## Aim of the exercise
Scan the following material for the string "loguru" and copy each line in which it appears.

## Data for this task
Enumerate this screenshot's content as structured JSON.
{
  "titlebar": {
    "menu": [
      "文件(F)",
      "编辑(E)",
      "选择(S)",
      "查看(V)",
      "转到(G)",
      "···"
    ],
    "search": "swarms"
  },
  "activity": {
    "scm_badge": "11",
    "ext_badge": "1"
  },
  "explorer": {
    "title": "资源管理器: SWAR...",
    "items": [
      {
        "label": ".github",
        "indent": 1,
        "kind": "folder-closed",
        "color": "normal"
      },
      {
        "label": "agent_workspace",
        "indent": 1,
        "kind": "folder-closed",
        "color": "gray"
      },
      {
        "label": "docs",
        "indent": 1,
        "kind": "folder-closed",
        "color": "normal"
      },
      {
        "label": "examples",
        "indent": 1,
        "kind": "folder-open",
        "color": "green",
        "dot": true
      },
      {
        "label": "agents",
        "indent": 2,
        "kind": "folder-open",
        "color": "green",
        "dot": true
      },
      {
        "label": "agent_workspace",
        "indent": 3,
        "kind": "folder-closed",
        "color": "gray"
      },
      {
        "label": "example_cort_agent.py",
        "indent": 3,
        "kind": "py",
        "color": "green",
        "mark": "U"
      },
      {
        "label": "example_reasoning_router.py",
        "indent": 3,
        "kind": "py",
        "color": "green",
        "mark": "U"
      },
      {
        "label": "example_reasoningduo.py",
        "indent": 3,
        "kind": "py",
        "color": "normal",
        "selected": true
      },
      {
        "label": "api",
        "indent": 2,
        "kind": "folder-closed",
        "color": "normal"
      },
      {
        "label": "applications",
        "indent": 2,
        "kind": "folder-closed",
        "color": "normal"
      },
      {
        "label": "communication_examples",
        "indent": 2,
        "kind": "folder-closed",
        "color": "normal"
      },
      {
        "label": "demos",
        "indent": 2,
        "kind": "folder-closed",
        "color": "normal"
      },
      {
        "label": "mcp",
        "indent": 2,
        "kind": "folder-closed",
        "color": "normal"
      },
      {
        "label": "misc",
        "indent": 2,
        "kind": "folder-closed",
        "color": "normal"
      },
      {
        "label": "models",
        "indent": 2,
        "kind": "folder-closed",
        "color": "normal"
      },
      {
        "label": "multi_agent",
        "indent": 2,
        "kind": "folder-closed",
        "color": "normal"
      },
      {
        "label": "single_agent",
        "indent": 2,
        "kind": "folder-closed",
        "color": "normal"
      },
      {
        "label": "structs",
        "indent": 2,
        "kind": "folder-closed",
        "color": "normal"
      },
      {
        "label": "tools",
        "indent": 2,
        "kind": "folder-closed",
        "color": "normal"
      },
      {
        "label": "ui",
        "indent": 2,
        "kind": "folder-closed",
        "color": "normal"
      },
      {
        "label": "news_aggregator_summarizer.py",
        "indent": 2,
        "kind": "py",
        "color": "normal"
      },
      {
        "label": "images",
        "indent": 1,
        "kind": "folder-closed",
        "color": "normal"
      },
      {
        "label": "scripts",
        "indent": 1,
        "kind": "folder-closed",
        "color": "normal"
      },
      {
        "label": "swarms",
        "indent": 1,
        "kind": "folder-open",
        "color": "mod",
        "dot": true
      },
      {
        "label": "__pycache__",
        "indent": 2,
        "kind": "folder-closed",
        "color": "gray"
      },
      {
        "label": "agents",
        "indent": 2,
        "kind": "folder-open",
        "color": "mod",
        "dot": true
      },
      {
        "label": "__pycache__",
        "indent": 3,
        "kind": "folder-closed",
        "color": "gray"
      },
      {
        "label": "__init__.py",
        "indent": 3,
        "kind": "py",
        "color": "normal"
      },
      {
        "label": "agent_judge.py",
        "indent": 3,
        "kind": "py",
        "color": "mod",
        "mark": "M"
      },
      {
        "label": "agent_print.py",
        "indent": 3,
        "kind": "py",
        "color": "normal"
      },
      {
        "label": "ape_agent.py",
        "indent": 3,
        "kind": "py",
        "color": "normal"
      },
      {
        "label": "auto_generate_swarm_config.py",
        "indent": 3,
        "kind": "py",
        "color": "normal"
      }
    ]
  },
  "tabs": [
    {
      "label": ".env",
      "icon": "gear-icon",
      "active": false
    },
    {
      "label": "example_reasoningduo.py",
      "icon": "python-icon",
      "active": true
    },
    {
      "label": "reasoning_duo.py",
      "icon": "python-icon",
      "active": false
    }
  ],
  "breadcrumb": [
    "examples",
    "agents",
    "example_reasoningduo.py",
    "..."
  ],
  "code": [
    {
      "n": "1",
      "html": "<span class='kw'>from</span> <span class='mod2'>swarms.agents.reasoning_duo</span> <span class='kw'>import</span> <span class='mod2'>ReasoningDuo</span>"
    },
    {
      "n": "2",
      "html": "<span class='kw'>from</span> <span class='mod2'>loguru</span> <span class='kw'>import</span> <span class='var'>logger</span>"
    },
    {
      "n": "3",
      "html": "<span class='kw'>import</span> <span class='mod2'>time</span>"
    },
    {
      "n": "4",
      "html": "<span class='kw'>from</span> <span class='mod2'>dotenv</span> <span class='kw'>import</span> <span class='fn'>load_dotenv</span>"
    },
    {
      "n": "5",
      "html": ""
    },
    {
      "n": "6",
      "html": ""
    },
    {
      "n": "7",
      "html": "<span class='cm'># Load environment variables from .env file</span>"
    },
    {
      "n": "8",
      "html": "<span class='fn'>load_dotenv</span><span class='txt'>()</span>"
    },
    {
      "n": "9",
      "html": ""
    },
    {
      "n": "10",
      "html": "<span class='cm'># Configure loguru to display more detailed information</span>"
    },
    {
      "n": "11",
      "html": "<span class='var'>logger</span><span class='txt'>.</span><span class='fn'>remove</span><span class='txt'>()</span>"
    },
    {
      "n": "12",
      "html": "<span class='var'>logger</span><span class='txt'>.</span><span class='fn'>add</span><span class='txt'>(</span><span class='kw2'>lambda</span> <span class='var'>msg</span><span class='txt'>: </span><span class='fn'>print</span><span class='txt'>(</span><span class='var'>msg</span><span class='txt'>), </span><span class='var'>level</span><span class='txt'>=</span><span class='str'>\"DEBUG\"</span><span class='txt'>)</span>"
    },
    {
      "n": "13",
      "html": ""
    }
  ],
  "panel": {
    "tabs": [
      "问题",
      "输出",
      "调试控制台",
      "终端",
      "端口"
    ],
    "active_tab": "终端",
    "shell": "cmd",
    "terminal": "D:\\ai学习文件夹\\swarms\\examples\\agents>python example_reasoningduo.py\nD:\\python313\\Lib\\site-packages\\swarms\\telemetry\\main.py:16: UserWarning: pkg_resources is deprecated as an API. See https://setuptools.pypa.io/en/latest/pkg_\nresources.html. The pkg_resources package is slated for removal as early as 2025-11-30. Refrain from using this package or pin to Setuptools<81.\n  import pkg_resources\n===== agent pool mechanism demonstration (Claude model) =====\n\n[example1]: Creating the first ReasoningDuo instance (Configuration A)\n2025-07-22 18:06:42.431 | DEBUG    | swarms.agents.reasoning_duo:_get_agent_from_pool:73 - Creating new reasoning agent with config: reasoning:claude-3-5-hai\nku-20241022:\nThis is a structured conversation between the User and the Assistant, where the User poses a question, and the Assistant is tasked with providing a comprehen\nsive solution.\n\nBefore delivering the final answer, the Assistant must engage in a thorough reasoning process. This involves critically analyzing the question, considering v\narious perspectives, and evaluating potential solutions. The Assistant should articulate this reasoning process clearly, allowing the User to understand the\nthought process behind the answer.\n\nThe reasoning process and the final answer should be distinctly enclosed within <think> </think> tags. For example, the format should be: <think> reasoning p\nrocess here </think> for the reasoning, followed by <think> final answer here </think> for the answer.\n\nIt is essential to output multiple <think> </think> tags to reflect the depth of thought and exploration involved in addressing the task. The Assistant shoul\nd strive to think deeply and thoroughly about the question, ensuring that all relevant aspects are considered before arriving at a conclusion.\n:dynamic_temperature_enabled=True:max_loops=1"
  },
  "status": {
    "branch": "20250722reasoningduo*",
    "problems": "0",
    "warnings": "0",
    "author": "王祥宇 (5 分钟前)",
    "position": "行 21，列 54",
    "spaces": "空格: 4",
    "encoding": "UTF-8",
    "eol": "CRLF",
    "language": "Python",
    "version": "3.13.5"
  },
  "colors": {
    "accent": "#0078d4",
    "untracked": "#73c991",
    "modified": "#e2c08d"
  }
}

## Response to the task
      "html": "<span class='kw'>from</span> <span class='mod2'>loguru</span> <span class='kw'>import</span> <span class='var'>logger</span>"
      "html": "<span class='cm'># Configure loguru to display more detailed information</span>"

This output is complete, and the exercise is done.